§ **Source passage**:

········

# Ice tents



## gnfishn (Sep 25, 2007)

I'm in the market for an ice fishing tent and like the 6'x8' dimensions. Cabela's has their branded tent set up and it looks pretty nice but a couple of reviews reported some tearing to of the fabric at anchor points etc. Not many reviews for the clam version but they appear to be the same tent (cabela's even says developed by clam). I'm willing to pay the extra $50 if the clam is going to be more durable but would rather avoid paying the extra if they are the same tent with different names. Have any of you had any experiences with either one of these tents? Thanks in advance and sorry for the lenghty links.

http://www.cabelas.com/product/Fishing/ ... t104561280

http://www.cabelas.com/product/Fishing/ ... t104561280


----------



## cklspencer (Jun 25, 2009)

You could also try these. I love mine.

http://www.sportsmanswarehouse.com/spor ... /cat114717

http://www.sportsmanswarehouse.com/spor ... /cat101077

If you want something bigger you could try this one. It's on sale for $250
http://www.sportsmanswarehouse.com/spor ... /cat101077


----------



## gnfishn (Sep 25, 2007)

Thanks for the recommendation, I totally wish eskimo made one a 6x8. I love that they use YKK zippers also. I would buy one today if they had the dimensions I am looking for.


----------



## Chaser (Sep 28, 2007)

Take a look at the Fatfish 949. It's big enough for 4 anglers, and Sportsmans may still have it on sale for $200, which is the normal price of the 767.


----------



## Beast (Apr 4, 2010)

There is a 6 man tent for sale right now on Glensoutdoors.com for $149 I ordered one last year and love it. It is very well built


----------



## fishnate (Sep 11, 2007)

I have the Clam 6x6 basecamp and really like it. No problems with the hubs or fabric. I got mine last year from http://setthehook.com/icefishing/shelte ... secamp.htm


----------



## gnfishn (Sep 25, 2007)

Thanks for all of your input. Went to Cabela's today to take a closer look at the displays. The Cabela's brand is on sale so it was hard to turn down at $180 but looking at the stress points I'm just concerned about fabric failure. Unfortunately there was not a Clam pop out type shelter to directly compare it to, but made the decision to pay the extra $70 to get the clam version. So now I guess I'll just hope it was worth it. But thanks again for all input.


----------

········

§ **Dataset section**:
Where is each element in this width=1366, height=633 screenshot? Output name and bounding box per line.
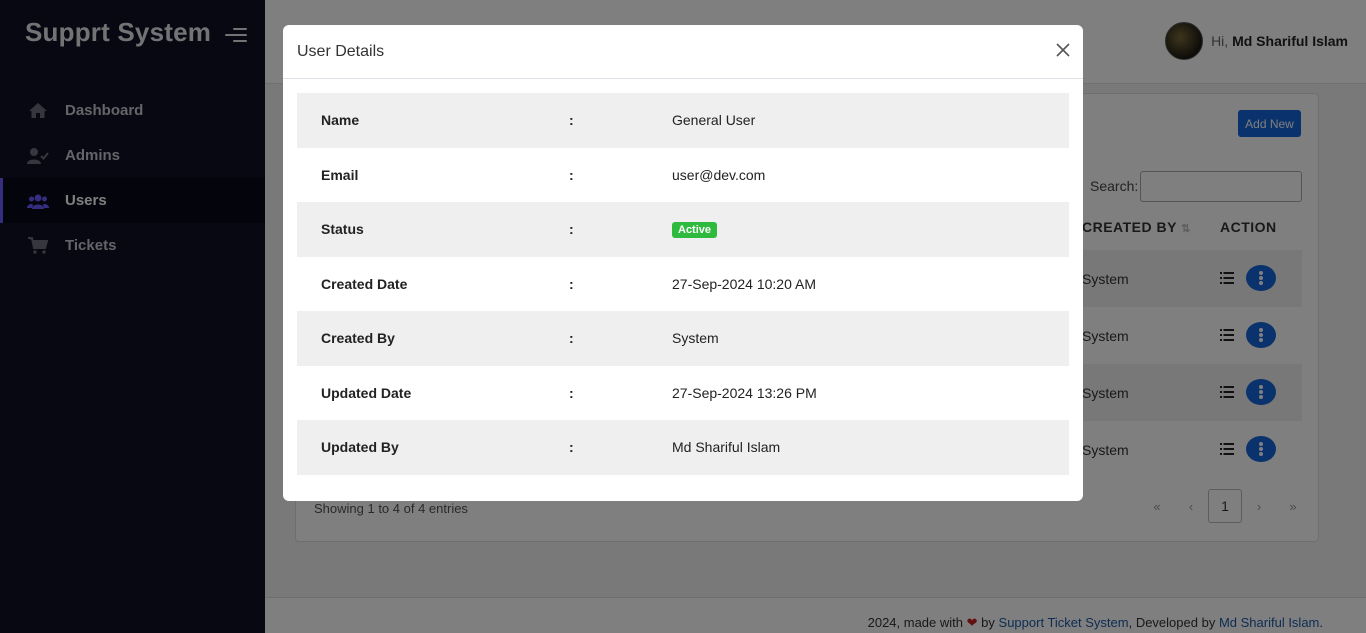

········

§ **Written tasks**:
[1] Please reproduce the ice tent thread starting at "Thanks for the" and ending at "of the 767.".
[2] For each statement, say whether the ice tent thread agrees with it. Answer yes or no, and quote the deciding words from the thread.
(a) gnfishn decided to buy the Cabela's brand tent.
(b) fishnate reported trouble with the hubs on the Clam 6x6 basecamp.
(c) The Fatfish 949 is big enough for 4 anglers.

§ **The responses**:
[1]
Thanks for the recommendation, I totally wish eskimo made one a 6x8. I love that they use YKK zippers also. I would buy one today if they had the dimensions I am looking for.


----------



## Chaser (Sep 28, 2007)

Take a look at the Fatfish 949. It's big enough for 4 anglers, and Sportsmans may still have it on sale for $200, which is the normal price of the 767.

[2]
(a) No: "made the decision to pay the extra $70 to get the clam version."
(b) No: "No problems with the hubs or fabric."
(c) Yes: "It's big enough for 4 anglers"